--- Start ---
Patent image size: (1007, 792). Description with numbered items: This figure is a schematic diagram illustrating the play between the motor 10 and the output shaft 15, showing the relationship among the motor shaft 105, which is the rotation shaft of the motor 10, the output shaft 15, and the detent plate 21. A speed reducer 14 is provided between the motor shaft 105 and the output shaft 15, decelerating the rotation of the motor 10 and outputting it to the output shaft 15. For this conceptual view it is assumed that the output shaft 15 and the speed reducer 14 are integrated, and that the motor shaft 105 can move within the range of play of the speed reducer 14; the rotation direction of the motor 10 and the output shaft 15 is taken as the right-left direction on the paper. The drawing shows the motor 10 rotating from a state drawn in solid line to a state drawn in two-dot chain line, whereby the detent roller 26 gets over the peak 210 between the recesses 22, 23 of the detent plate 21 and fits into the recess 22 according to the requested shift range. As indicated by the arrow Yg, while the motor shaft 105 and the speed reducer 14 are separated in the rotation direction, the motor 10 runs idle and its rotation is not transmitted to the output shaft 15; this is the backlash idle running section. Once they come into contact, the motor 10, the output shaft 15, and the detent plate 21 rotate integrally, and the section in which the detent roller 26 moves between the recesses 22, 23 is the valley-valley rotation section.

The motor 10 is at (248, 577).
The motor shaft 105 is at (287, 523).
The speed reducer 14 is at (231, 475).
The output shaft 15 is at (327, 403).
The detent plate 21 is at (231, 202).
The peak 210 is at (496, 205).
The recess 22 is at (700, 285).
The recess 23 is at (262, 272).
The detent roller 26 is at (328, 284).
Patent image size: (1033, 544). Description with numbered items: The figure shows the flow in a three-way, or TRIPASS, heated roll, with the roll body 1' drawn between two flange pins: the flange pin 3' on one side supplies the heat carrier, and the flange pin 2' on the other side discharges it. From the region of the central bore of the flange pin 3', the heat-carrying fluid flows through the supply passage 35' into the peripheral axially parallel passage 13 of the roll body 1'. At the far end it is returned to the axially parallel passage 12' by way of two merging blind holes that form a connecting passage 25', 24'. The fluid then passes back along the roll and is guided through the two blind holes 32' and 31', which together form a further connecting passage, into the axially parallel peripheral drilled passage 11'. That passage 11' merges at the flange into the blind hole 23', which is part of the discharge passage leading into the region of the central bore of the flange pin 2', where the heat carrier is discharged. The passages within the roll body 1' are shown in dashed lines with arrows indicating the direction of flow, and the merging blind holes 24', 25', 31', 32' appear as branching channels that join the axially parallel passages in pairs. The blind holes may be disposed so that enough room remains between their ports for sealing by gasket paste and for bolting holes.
--- End ---
Exercise » Swap "Description with numbered items" for "Caption with labeled parts" everywhere it occurs in the items above, and give all the items again with nothing else changed.

Finished exercise »
Patent image size: (1007, 792). Caption with labeled parts: This figure is a schematic diagram illustrating the play between the motor 10 and the output shaft 15, showing the relationship among the motor shaft 105, which is the rotation shaft of the motor 10, the output shaft 15, and the detent plate 21. A speed reducer 14 is provided between the motor shaft 105 and the output shaft 15, decelerating the rotation of the motor 10 and outputting it to the output shaft 15. For this conceptual view it is assumed that the output shaft 15 and the speed reducer 14 are integrated, and that the motor shaft 105 can move within the range of play of the speed reducer 14; the rotation direction of the motor 10 and the output shaft 15 is taken as the right-left direction on the paper. The drawing shows the motor 10 rotating from a state drawn in solid line to a state drawn in two-dot chain line, whereby the detent roller 26 gets over the peak 210 between the recesses 22, 23 of the detent plate 21 and fits into the recess 22 according to the requested shift range. As indicated by the arrow Yg, while the motor shaft 105 and the speed reducer 14 are separated in the rotation direction, the motor 10 runs idle and its rotation is not transmitted to the output shaft 15; this is the backlash idle running section. Once they come into contact, the motor 10, the output shaft 15, and the detent plate 21 rotate integrally, and the section in which the detent roller 26 moves between the recesses 22, 23 is the valley-valley rotation section.

The motor 10 is at (248, 577).
The motor shaft 105 is at (287, 523).
The speed reducer 14 is at (231, 475).
The output shaft 15 is at (327, 403).
The detent plate 21 is at (231, 202).
The peak 210 is at (496, 205).
The recess 22 is at (700, 285).
The recess 23 is at (262, 272).
The detent roller 26 is at (328, 284).
Patent image size: (1033, 544). Caption with labeled parts: The figure shows the flow in a three-way, or TRIPASS, heated roll, with the roll body 1' drawn between two flange pins: the flange pin 3' on one side supplies the heat carrier, and the flange pin 2' on the other side discharges it. From the region of the central bore of the flange pin 3', the heat-carrying fluid flows through the supply passage 35' into the peripheral axially parallel passage 13 of the roll body 1'. At the far end it is returned to the axially parallel passage 12' by way of two merging blind holes that form a connecting passage 25', 24'. The fluid then passes back along the roll and is guided through the two blind holes 32' and 31', which together form a further connecting passage, into the axially parallel peripheral drilled passage 11'. That passage 11' merges at the flange into the blind hole 23', which is part of the discharge passage leading into the region of the central bore of the flange pin 2', where the heat carrier is discharged. The passages within the roll body 1' are shown in dashed lines with arrows indicating the direction of flow, and the merging blind holes 24', 25', 31', 32' appear as branching channels that join the axially parallel passages in pairs. The blind holes may be disposed so that enough room remains between their ports for sealing by gasket paste and for bolting holes.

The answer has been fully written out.